**WHAT YOU WILL DO**
Repeat exactly the lines from the one containing "OCR this image." through the last line of the records below, both included, and nothing else.

**ITEMS**

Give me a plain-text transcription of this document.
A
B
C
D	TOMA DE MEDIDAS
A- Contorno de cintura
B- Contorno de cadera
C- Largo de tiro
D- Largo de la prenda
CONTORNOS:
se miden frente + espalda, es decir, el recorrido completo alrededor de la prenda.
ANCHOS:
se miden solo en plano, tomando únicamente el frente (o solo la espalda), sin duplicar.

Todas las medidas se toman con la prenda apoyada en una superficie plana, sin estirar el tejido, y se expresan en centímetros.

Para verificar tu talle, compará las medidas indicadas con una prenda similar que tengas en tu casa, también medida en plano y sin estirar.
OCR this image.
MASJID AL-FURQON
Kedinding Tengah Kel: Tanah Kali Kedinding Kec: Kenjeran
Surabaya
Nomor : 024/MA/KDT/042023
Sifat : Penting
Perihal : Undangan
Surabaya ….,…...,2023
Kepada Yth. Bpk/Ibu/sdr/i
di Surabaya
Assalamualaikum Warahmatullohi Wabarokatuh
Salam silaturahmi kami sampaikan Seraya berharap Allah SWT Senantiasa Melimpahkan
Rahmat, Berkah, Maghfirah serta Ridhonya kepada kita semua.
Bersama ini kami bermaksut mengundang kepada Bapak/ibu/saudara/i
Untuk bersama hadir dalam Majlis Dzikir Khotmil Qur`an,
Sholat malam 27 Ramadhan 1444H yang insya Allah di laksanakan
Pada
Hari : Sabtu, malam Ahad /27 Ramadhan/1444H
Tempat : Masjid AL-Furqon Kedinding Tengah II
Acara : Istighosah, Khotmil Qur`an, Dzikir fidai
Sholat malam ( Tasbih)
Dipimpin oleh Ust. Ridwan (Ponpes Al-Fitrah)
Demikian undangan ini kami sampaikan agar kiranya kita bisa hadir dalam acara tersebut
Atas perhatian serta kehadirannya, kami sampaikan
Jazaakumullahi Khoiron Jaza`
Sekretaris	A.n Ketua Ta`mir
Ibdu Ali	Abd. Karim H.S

**RESPONSE TO THIS EXERCISE**
OCR this image.
MASJID AL-FURQON
Kedinding Tengah Kel: Tanah Kali Kedinding Kec: Kenjeran
Surabaya
Nomor : 024/MA/KDT/042023
Sifat : Penting
Perihal : Undangan
Surabaya ….,…...,2023
Kepada Yth. Bpk/Ibu/sdr/i
di Surabaya
Assalamualaikum Warahmatullohi Wabarokatuh
Salam silaturahmi kami sampaikan Seraya berharap Allah SWT Senantiasa Melimpahkan
Rahmat, Berkah, Maghfirah serta Ridhonya kepada kita semua.
Bersama ini kami bermaksut mengundang kepada Bapak/ibu/saudara/i
Untuk bersama hadir dalam Majlis Dzikir Khotmil Qur`an,
Sholat malam 27 Ramadhan 1444H yang insya Allah di laksanakan
Pada
Hari : Sabtu, malam Ahad /27 Ramadhan/1444H
Tempat : Masjid AL-Furqon Kedinding Tengah II
Acara : Istighosah, Khotmil Qur`an, Dzikir fidai
Sholat malam ( Tasbih)
Dipimpin oleh Ust. Ridwan (Ponpes Al-Fitrah)
Demikian undangan ini kami sampaikan agar kiranya kita bisa hadir dalam acara tersebut
Atas perhatian serta kehadirannya, kami sampaikan
Jazaakumullahi Khoiron Jaza`
Sekretaris	A.n Ketua Ta`mir
Ibdu Ali	Abd. Karim H.S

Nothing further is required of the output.